Your task is to print the material below exactly as presented.

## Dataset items
= = = = =
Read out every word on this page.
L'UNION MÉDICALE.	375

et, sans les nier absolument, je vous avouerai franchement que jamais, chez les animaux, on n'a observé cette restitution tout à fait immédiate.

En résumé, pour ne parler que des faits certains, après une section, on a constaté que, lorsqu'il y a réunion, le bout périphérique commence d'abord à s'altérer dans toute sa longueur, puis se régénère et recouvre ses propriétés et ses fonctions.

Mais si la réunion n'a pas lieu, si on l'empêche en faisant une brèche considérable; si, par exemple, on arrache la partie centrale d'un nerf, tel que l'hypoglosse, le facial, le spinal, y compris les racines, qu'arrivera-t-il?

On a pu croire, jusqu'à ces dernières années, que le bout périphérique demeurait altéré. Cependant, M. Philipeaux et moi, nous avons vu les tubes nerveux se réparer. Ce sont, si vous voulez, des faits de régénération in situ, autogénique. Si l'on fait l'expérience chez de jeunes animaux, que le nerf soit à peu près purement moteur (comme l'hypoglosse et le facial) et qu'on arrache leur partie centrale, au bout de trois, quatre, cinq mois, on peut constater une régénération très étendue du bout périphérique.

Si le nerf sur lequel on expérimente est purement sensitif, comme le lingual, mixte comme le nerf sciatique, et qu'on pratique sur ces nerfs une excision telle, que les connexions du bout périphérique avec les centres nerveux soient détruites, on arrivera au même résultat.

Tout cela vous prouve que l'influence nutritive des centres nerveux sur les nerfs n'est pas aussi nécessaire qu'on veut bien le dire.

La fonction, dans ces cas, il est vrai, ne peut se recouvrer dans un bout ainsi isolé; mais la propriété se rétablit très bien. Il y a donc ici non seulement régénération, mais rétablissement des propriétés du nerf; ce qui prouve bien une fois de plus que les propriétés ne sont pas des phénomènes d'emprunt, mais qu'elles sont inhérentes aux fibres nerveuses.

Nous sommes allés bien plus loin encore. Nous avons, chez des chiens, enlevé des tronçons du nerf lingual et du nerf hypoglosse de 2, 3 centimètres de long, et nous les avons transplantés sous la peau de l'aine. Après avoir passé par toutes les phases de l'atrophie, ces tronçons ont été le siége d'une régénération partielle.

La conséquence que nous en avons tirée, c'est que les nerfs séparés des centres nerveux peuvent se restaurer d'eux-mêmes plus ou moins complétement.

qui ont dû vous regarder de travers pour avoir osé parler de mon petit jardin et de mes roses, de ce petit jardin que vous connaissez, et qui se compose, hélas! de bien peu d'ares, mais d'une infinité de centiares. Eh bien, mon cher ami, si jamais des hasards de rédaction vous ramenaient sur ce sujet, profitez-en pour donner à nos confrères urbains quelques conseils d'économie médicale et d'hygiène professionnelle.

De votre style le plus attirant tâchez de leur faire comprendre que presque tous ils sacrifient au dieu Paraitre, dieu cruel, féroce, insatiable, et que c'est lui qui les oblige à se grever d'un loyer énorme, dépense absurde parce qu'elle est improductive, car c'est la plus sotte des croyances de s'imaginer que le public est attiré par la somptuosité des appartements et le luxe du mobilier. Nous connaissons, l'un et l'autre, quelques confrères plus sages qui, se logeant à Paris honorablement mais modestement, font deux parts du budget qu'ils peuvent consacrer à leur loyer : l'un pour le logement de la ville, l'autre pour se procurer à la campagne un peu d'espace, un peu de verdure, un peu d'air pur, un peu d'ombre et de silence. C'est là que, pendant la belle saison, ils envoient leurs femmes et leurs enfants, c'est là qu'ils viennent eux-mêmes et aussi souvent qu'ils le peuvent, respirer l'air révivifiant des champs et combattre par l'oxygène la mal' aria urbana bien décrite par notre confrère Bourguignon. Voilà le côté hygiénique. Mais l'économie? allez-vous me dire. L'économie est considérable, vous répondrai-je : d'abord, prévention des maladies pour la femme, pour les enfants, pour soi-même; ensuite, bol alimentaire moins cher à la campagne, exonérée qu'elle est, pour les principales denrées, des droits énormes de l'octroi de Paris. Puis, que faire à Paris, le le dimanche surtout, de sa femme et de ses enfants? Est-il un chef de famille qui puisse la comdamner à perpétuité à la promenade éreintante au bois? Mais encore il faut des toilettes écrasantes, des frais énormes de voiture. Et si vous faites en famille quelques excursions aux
= = = = =
## REPLY TO THE TASK
Read out every word on this page.
L'UNION MÉDICALE.	375

et, sans les nier absolument, je vous avouerai franchement que jamais, chez les animaux, on n'a observé cette restitution tout à fait immédiate.

En résumé, pour ne parler que des faits certains, après une section, on a constaté que, lorsqu'il y a réunion, le bout périphérique commence d'abord à s'altérer dans toute sa longueur, puis se régénère et recouvre ses propriétés et ses fonctions.

Mais si la réunion n'a pas lieu, si on l'empêche en faisant une brèche considérable; si, par exemple, on arrache la partie centrale d'un nerf, tel que l'hypoglosse, le facial, le spinal, y compris les racines, qu'arrivera-t-il?

On a pu croire, jusqu'à ces dernières années, que le bout périphérique demeurait altéré. Cependant, M. Philipeaux et moi, nous avons vu les tubes nerveux se réparer. Ce sont, si vous voulez, des faits de régénération in situ, autogénique. Si l'on fait l'expérience chez de jeunes animaux, que le nerf soit à peu près purement moteur (comme l'hypoglosse et le facial) et qu'on arrache leur partie centrale, au bout de trois, quatre, cinq mois, on peut constater une régénération très étendue du bout périphérique.

Si le nerf sur lequel on expérimente est purement sensitif, comme le lingual, mixte comme le nerf sciatique, et qu'on pratique sur ces nerfs une excision telle, que les connexions du bout périphérique avec les centres nerveux soient détruites, on arrivera au même résultat.

Tout cela vous prouve que l'influence nutritive des centres nerveux sur les nerfs n'est pas aussi nécessaire qu'on veut bien le dire.

La fonction, dans ces cas, il est vrai, ne peut se recouvrer dans un bout ainsi isolé; mais la propriété se rétablit très bien. Il y a donc ici non seulement régénération, mais rétablissement des propriétés du nerf; ce qui prouve bien une fois de plus que les propriétés ne sont pas des phénomènes d'emprunt, mais qu'elles sont inhérentes aux fibres nerveuses.

Nous sommes allés bien plus loin encore. Nous avons, chez des chiens, enlevé des tronçons du nerf lingual et du nerf hypoglosse de 2, 3 centimètres de long, et nous les avons transplantés sous la peau de l'aine. Après avoir passé par toutes les phases de l'atrophie, ces tronçons ont été le siége d'une régénération partielle.

La conséquence que nous en avons tirée, c'est que les nerfs séparés des centres nerveux peuvent se restaurer d'eux-mêmes plus ou moins complétement.

qui ont dû vous regarder de travers pour avoir osé parler de mon petit jardin et de mes roses, de ce petit jardin que vous connaissez, et qui se compose, hélas! de bien peu d'ares, mais d'une infinité de centiares. Eh bien, mon cher ami, si jamais des hasards de rédaction vous ramenaient sur ce sujet, profitez-en pour donner à nos confrères urbains quelques conseils d'économie médicale et d'hygiène professionnelle.

De votre style le plus attirant tâchez de leur faire comprendre que presque tous ils sacrifient au dieu Paraitre, dieu cruel, féroce, insatiable, et que c'est lui qui les oblige à se grever d'un loyer énorme, dépense absurde parce qu'elle est improductive, car c'est la plus sotte des croyances de s'imaginer que le public est attiré par la somptuosité des appartements et le luxe du mobilier. Nous connaissons, l'un et l'autre, quelques confrères plus sages qui, se logeant à Paris honorablement mais modestement, font deux parts du budget qu'ils peuvent consacrer à leur loyer : l'un pour le logement de la ville, l'autre pour se procurer à la campagne un peu d'espace, un peu de verdure, un peu d'air pur, un peu d'ombre et de silence. C'est là que, pendant la belle saison, ils envoient leurs femmes et leurs enfants, c'est là qu'ils viennent eux-mêmes et aussi souvent qu'ils le peuvent, respirer l'air révivifiant des champs et combattre par l'oxygène la mal' aria urbana bien décrite par notre confrère Bourguignon. Voilà le côté hygiénique. Mais l'économie? allez-vous me dire. L'économie est considérable, vous répondrai-je : d'abord, prévention des maladies pour la femme, pour les enfants, pour soi-même; ensuite, bol alimentaire moins cher à la campagne, exonérée qu'elle est, pour les principales denrées, des droits énormes de l'octroi de Paris. Puis, que faire à Paris, le le dimanche surtout, de sa femme et de ses enfants? Est-il un chef de famille qui puisse la comdamner à perpétuité à la promenade éreintante au bois? Mais encore il faut des toilettes écrasantes, des frais énormes de voiture. Et si vous faites en famille quelques excursions aux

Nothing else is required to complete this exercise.